-- begin Supplied data --

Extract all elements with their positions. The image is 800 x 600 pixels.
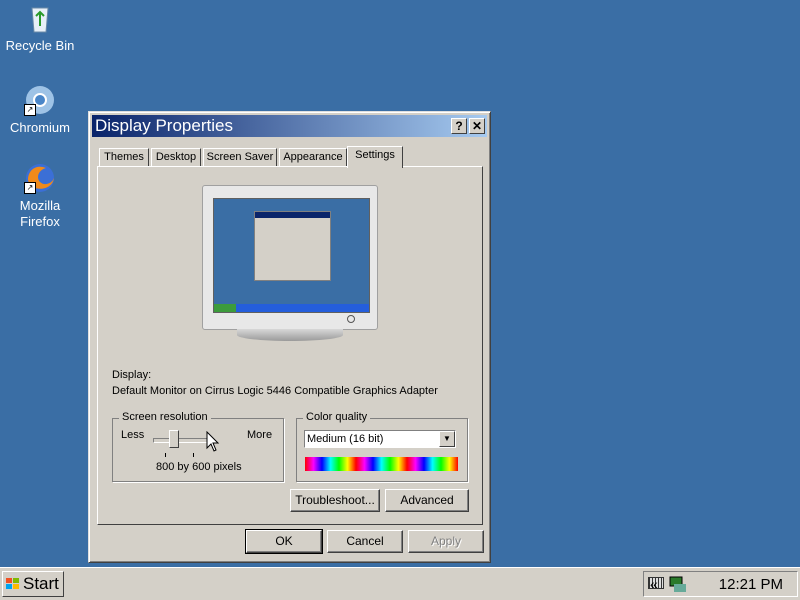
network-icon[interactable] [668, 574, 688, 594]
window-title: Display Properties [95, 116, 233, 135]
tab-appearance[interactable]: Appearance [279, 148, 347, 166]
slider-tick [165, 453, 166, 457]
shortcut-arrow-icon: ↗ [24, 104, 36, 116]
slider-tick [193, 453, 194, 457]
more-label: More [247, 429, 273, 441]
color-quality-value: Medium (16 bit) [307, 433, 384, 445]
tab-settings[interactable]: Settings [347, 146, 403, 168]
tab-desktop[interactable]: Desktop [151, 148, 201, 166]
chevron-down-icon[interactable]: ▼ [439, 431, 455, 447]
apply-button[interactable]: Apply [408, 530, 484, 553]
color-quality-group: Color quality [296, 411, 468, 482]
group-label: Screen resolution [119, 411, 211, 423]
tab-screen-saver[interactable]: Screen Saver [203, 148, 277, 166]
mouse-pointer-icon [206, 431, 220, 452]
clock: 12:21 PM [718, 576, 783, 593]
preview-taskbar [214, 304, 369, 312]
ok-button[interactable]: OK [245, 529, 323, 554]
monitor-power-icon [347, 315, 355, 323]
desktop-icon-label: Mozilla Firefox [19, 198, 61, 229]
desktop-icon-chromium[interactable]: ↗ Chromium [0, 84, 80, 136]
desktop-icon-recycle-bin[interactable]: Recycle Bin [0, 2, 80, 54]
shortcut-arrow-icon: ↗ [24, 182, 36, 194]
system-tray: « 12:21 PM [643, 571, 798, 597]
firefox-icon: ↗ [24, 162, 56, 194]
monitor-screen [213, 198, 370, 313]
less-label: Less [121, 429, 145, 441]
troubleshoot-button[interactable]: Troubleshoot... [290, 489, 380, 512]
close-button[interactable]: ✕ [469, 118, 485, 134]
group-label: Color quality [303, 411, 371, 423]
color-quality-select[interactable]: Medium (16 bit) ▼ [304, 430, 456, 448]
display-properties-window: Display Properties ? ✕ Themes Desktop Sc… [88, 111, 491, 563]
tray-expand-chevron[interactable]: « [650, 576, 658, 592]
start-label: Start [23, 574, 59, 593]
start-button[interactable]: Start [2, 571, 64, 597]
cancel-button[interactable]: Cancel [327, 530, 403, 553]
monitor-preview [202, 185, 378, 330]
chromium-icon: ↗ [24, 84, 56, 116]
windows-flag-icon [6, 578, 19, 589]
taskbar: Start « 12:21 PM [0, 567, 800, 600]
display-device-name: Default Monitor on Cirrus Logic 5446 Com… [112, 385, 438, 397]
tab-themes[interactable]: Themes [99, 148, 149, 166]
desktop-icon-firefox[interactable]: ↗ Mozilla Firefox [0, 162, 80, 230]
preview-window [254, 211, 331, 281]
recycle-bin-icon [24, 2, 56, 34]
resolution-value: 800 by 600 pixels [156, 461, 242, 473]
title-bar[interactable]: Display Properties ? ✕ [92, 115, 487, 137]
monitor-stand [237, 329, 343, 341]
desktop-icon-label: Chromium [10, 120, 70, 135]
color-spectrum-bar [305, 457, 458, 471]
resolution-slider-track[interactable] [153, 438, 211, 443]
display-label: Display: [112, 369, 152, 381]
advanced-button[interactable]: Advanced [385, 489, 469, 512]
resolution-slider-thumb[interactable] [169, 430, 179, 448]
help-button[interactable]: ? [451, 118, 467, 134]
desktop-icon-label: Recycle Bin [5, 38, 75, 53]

-- end Supplied data --

Directive —
Can you rewrite the rows above as a numbered list, covering only the part that opens with the line containing "network-icon[interactable] [668, 574, 688, 594]" and closes with the line containing "group-label: Screen resolution", both included, and leaving out any blank lines?

Written solution —
1. network-icon[interactable] [668, 574, 688, 594]
2. window-title: Display Properties [95, 116, 233, 135]
3. tab-appearance[interactable]: Appearance [279, 148, 347, 166]
4. slider-tick [165, 453, 166, 457]
5. shortcut-arrow-icon: ↗ [24, 104, 36, 116]
6. slider-tick [193, 453, 194, 457]
7. more-label: More [247, 429, 273, 441]
8. color-quality-value: Medium (16 bit) [307, 433, 384, 445]
9. tab-settings[interactable]: Settings [347, 146, 403, 168]
10. tab-desktop[interactable]: Desktop [151, 148, 201, 166]
11. chevron-down-icon[interactable]: ▼ [439, 431, 455, 447]
12. apply-button[interactable]: Apply [408, 530, 484, 553]
13. color-quality-group: Color quality [296, 411, 468, 482]
14. group-label: Screen resolution [119, 411, 211, 423]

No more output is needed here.